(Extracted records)
▬▬▬
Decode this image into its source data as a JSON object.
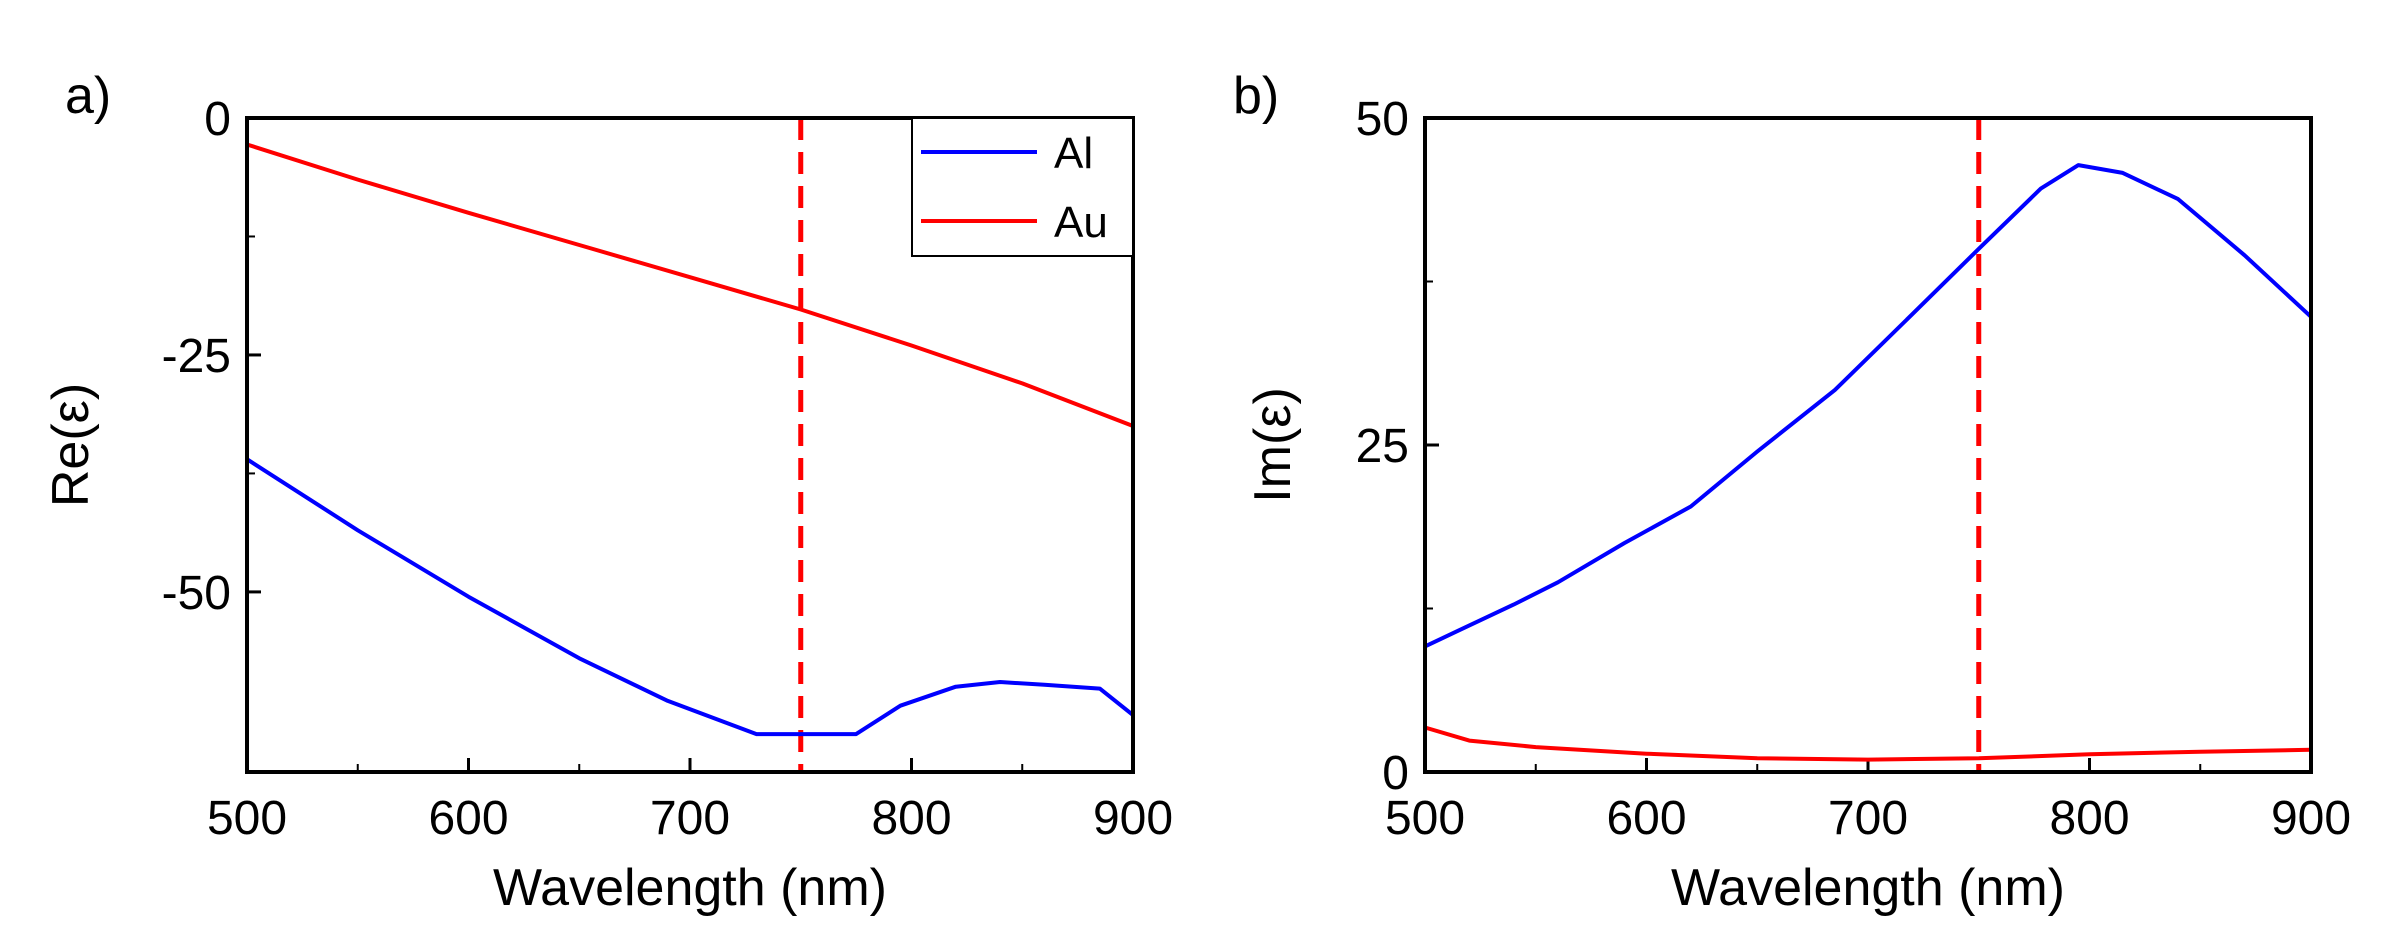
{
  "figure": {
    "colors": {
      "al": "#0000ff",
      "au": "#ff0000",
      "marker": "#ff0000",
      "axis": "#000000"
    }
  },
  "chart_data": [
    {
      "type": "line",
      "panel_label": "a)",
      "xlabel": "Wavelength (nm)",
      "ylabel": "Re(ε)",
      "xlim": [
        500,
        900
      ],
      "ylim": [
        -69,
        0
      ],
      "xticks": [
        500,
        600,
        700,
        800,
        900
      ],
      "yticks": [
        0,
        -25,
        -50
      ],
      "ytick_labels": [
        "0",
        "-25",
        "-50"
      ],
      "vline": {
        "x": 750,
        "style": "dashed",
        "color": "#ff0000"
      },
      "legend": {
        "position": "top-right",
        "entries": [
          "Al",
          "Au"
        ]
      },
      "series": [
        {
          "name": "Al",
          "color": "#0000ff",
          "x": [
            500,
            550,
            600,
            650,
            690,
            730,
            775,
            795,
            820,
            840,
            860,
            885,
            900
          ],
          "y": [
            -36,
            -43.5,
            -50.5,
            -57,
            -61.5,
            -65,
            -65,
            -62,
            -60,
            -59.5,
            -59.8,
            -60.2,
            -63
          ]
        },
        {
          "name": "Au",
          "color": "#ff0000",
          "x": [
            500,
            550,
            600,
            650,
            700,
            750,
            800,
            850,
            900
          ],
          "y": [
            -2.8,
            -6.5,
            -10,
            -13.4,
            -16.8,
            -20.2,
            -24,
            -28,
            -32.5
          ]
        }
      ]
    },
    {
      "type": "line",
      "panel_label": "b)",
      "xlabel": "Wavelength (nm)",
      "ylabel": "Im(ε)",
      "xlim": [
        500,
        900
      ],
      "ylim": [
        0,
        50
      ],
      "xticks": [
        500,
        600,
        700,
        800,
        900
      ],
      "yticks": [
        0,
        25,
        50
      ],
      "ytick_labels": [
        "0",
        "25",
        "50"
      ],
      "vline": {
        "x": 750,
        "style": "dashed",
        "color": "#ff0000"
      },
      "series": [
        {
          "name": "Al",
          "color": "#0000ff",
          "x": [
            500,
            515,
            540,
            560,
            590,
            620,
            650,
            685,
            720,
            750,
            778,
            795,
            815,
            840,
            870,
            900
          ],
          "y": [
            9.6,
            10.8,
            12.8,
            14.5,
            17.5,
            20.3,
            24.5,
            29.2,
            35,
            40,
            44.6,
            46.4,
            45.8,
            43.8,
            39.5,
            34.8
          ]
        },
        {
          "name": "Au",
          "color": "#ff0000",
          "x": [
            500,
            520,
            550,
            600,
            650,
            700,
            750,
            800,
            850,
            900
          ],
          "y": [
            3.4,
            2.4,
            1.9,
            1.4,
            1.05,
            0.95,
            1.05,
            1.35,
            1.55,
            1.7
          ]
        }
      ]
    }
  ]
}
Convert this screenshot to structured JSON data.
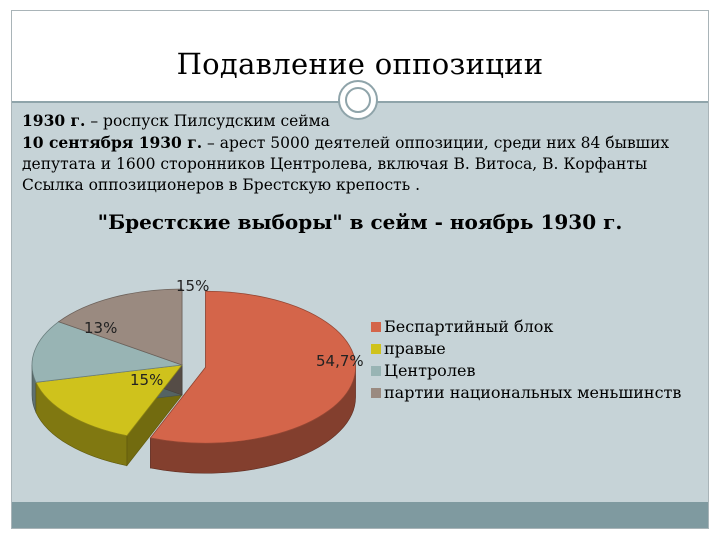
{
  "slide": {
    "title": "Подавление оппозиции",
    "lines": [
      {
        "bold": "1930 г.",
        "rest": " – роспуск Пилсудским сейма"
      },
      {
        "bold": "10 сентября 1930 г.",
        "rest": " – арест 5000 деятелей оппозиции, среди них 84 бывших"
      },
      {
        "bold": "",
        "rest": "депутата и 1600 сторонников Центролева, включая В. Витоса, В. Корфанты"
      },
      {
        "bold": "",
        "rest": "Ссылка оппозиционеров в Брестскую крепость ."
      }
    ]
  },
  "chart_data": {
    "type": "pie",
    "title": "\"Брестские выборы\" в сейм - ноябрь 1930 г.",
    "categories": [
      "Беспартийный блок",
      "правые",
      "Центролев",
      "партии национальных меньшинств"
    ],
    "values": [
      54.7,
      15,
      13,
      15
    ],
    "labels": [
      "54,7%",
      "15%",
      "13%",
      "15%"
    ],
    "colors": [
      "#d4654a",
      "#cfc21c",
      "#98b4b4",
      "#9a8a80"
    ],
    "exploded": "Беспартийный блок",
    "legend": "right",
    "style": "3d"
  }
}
▬▬▬
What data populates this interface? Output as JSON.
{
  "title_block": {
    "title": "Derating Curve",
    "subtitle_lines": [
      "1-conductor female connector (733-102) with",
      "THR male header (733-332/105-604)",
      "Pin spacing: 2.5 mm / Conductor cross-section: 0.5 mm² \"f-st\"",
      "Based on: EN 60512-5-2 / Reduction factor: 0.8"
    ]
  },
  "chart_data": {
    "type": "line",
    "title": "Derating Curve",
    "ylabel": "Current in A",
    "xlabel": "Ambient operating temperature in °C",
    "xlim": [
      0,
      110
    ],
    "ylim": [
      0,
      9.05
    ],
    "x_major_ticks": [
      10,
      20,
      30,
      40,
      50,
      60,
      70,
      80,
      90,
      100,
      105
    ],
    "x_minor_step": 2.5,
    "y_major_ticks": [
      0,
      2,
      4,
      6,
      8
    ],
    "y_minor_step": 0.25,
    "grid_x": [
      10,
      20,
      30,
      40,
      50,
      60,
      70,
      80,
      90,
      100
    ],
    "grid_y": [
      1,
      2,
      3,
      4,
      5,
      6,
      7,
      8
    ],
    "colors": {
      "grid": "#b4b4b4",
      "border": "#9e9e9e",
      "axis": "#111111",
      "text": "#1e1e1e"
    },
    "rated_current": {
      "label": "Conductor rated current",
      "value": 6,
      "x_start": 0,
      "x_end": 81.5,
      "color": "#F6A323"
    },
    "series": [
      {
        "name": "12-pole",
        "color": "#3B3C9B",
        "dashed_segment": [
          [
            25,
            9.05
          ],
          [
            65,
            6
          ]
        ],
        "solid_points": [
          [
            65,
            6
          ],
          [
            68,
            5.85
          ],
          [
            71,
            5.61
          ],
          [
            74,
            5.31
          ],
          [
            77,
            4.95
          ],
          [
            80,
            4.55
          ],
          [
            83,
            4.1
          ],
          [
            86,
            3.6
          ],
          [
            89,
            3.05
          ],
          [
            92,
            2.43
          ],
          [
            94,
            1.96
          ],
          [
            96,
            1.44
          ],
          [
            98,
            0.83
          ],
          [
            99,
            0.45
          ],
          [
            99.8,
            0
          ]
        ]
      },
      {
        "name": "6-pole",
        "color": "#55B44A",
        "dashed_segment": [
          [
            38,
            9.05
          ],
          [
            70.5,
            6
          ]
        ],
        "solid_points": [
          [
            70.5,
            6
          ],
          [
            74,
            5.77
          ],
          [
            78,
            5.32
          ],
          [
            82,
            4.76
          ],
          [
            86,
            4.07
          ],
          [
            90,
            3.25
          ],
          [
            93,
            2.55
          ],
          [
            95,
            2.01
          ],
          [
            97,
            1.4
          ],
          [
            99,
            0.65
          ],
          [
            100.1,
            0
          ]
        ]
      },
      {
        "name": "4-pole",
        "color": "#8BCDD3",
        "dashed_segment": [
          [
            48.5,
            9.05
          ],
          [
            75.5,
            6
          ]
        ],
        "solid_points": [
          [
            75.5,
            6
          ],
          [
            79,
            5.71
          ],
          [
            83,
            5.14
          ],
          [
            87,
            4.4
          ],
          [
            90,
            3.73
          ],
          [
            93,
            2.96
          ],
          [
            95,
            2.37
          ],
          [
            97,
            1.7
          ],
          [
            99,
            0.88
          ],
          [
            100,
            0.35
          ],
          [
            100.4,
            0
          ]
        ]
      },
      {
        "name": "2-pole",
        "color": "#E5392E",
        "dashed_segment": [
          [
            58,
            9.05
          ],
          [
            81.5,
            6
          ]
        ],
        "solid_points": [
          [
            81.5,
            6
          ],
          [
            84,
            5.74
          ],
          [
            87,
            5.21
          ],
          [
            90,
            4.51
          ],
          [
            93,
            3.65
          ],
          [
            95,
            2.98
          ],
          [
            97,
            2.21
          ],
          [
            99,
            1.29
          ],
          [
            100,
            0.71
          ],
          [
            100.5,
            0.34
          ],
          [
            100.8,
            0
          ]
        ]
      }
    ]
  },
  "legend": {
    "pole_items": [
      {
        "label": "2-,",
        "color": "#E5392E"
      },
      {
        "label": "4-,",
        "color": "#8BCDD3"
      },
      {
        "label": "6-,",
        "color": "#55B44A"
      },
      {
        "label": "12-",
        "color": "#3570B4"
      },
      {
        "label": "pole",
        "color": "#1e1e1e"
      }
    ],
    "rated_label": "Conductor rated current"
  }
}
▬▬▬
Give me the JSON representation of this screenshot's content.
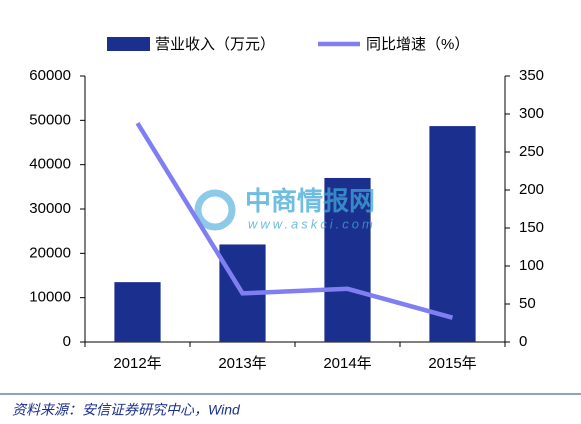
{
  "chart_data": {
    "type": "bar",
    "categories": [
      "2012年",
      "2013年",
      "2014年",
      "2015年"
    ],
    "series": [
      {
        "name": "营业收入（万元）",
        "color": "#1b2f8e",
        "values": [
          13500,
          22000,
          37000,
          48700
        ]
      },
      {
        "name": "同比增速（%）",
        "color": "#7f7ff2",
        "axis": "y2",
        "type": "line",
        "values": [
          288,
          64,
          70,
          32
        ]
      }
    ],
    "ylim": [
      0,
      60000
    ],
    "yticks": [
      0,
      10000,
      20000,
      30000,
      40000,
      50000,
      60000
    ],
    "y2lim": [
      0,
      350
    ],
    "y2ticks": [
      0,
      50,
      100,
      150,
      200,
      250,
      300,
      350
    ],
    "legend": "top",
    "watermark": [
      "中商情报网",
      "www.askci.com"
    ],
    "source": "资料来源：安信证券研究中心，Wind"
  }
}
▬▬▬
Pick out every line with the string "JSON" and copy it.

ANSWER TO THIS EXERCISE -
Decode this image into its source data as a JSON object.
Convert this screenshot to structured JSON data.
What data populates this interface? Output as JSON.
Give me the JSON representation of this screenshot's content.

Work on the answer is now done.